▸ OBJECTIVE
In the material below, find all lines with the string "киянка" and copy them.

▸ TASK DATA
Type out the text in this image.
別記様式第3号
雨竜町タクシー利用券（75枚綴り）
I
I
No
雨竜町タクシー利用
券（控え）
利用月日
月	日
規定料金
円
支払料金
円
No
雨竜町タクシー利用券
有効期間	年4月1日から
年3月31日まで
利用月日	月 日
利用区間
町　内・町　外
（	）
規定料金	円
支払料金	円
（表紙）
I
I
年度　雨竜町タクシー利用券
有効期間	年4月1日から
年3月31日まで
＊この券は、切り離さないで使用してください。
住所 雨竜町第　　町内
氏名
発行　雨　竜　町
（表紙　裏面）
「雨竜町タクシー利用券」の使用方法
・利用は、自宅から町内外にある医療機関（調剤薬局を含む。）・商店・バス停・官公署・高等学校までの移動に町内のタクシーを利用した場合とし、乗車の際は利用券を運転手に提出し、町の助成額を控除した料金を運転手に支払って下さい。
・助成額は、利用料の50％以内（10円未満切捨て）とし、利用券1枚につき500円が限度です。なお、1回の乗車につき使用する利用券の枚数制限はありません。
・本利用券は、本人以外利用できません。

---

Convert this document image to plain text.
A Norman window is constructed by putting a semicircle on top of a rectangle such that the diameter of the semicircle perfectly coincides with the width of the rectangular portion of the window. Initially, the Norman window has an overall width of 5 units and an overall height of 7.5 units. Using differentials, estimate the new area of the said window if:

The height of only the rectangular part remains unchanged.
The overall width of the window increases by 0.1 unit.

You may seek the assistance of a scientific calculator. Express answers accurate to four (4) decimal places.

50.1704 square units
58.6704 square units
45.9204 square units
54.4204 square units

--

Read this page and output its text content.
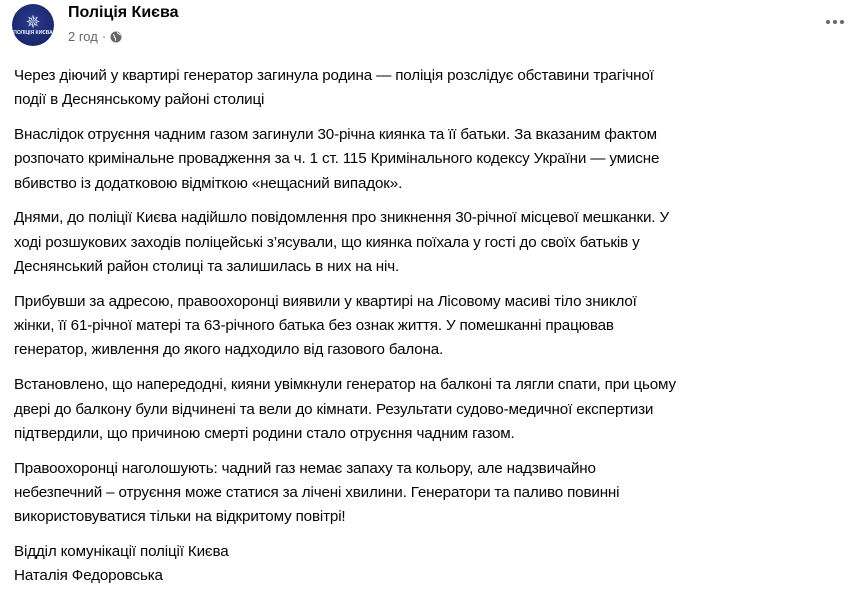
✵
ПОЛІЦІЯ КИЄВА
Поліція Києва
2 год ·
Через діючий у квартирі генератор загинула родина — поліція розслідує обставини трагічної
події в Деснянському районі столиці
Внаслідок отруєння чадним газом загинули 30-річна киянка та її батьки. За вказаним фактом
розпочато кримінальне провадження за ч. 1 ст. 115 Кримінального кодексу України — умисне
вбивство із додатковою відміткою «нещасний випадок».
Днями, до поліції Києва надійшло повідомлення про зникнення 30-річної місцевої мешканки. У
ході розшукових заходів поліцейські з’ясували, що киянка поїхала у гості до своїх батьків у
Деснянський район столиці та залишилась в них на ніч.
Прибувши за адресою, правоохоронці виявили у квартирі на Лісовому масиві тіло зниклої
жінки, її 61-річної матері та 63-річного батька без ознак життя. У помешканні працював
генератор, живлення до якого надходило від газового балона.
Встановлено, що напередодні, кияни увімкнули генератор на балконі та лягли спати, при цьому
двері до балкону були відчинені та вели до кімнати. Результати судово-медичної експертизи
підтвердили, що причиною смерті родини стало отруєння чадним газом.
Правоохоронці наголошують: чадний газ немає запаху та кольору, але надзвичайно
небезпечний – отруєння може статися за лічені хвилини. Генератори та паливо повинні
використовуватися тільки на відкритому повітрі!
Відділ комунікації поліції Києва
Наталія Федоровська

▸ RESULT OF THE EXERCISE
Внаслідок отруєння чадним газом загинули 30-річна киянка та її батьки. За вказаним фактом
ході розшукових заходів поліцейські з’ясували, що киянка поїхала у гості до своїх батьків у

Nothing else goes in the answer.